TESTE SUA COMPREENSÃO:
1. No excerto sobre a civilização egípcia, qual obra é apontada como referência básica do resgate do legado civilizatório africano?
2. Resuma em duas frases o excerto sobre a civilização egípcia.
3. Prossiga o excerto sobre a civilização egípcia a partir da última frase apresentada.

Não podemos expor aqui os conteúdos do conhecimento e os avanços tecnológicos alcançados pela civilização egípcia. Cumpre registrar a tentativa de seu aniquilamento nos anais de uma História vista e projetada através de uma lente que apresenta o “milagre grego” como início prístino do desenvolvimento do conhecimento.
Outra forma de negação do legado africano é a insistência em caracterizar a civilização egípcia como realização de outros povos, invasores do norte, ou ainda a persistente negação da identidade africana e negra dos egípcios. A obra de Cheikh Anta Diop, referência básica do resgate desse legado civilizatório, restabelece essas verdades por meio de rigorosa pesquisa cientifica.

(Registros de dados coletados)
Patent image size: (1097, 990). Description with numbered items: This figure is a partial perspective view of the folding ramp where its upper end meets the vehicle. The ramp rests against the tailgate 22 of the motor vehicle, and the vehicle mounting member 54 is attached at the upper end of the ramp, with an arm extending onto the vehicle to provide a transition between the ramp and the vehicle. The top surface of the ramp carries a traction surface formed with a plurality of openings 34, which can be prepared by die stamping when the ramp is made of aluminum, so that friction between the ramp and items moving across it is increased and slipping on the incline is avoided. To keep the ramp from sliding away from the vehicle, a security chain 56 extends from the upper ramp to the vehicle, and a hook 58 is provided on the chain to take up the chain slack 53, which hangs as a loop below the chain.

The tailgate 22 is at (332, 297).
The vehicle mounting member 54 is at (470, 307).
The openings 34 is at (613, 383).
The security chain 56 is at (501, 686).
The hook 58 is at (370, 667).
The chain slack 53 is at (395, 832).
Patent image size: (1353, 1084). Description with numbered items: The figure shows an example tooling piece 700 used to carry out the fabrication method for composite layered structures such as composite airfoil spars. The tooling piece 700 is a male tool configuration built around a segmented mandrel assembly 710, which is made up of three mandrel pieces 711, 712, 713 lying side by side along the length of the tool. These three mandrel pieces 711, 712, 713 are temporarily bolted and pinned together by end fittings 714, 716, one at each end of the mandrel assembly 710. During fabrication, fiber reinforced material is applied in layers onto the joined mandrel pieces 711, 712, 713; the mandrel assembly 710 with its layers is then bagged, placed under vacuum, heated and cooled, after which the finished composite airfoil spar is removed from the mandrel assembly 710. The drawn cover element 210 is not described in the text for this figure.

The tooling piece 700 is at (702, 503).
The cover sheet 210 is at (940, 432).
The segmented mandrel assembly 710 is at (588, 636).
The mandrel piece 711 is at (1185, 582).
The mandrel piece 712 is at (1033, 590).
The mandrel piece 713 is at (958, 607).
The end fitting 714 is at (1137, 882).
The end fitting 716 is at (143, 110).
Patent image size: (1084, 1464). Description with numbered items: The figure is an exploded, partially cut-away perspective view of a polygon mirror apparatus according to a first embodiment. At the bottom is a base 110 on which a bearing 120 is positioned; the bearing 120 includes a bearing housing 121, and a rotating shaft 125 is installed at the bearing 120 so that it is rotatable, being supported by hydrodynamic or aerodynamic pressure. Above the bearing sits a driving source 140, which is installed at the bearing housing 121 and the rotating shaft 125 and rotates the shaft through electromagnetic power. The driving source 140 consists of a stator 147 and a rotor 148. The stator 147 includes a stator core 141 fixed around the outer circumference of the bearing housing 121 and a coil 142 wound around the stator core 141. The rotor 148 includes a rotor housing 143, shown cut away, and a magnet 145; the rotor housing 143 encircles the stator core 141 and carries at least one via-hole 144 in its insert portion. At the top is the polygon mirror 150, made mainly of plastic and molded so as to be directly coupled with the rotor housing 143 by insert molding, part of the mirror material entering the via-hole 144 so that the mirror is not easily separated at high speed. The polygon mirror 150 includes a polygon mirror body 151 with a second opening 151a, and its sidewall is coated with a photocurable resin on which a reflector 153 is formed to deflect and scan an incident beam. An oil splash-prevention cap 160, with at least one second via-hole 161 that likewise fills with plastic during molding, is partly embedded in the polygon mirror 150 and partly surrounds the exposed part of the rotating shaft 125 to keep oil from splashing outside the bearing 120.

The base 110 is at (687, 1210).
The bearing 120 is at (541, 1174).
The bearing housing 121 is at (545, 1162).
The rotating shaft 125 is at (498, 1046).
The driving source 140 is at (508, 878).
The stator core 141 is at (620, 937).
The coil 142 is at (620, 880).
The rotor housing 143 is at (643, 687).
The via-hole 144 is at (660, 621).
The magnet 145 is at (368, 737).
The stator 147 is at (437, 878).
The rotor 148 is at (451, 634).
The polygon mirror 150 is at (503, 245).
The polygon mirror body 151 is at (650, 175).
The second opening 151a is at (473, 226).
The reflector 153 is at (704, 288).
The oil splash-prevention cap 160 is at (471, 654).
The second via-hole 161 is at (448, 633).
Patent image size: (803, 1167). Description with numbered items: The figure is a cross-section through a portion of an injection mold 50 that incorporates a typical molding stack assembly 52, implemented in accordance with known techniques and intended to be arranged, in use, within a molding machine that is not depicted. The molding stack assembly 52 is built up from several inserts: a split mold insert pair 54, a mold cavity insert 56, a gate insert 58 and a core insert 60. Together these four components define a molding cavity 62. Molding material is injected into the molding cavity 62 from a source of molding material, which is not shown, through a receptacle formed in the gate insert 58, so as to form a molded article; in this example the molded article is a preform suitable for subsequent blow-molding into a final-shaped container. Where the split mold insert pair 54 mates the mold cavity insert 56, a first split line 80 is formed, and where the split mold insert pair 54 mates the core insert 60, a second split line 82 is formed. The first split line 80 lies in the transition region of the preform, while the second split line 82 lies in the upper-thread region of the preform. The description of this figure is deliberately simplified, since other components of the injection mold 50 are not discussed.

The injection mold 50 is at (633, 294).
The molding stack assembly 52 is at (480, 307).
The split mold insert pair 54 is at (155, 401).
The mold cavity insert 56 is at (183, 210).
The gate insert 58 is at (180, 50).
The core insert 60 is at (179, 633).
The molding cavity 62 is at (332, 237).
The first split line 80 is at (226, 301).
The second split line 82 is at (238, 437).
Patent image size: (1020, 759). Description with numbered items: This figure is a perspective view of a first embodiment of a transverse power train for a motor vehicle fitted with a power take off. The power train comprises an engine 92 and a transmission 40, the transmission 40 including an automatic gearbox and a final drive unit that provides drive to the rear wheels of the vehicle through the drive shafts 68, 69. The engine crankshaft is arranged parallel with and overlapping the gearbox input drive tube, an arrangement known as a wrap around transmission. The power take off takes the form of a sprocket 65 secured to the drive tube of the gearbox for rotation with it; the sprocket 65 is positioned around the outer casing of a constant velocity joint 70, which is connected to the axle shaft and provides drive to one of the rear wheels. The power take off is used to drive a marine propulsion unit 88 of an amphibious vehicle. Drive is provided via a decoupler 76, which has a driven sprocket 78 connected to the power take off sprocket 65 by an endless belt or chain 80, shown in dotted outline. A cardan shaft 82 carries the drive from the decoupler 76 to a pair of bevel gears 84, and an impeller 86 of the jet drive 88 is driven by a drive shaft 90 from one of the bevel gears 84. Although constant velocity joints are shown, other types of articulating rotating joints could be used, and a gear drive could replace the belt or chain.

RESPOSTAS DO EXERCÍCIO:
1. A obra de Cheikh Anta Diop.

2. O texto registra a tentativa de apagar o conhecimento e os avanços da civilização egípcia numa História que apresenta o "milagre grego" como início do desenvolvimento do conhecimento. Aponta ainda outras formas de negar o legado africano, como atribuir essa civilização a invasores do norte ou negar a identidade africana e negra dos egípcios, verdades que a obra de Cheikh Anta Diop restabelece por meio de rigorosa pesquisa científica.

3.
O desenvolvimento tecnológico africano
Tais conquistas não se restringem apenas ao Egito. As tecnologias de mineração e metalurgia, a agricultura e a criação de gado, as ciências, a medicina, a matemática, a engenharia, a astronomia, enfim, todo um cabedal de reflexão e conhecimento caracterizava o desenvolvimento dos estados africanos. Em 1879, um cirurgião inglês visitava a região do atual país de Uganda, e registrou uma cesariana feita por médicos do povo banyoro, demonstrando profundo conhecimento dos concertos e técnicas de assepsia, anestesia, hemostasia, cauterização, e outros aspectos da medicina. Praticava‑se, a remoção de cataratas oculares através de cirurgias, e tumores cerebrais eram operados no Egito, há mais de quatro milênios.
A astronomia é um destaque do saber africano. No Quênia, ao lado do Lago Turkana, os restos de um observatório astronômico semelhante a Stonehenge, na Inglaterra. Um sistema de calendário complexo e preciso foi desenvolvido até o primeiro milênio a.C. na África oriental, com base nos cálculos astronômicos. Os dogon, que viveram nas terras do antigo império de Mali, perto da capital universitário de Timbuktu, detém uma concepção moderna do universo e com conceito extremamente complexo da astronomia. Desde há seis séculos, eles já conheciam o sistema solar, a Via Láctea com sua estrutura espiral, as luas de Júpiter, e os anéis de Saturno.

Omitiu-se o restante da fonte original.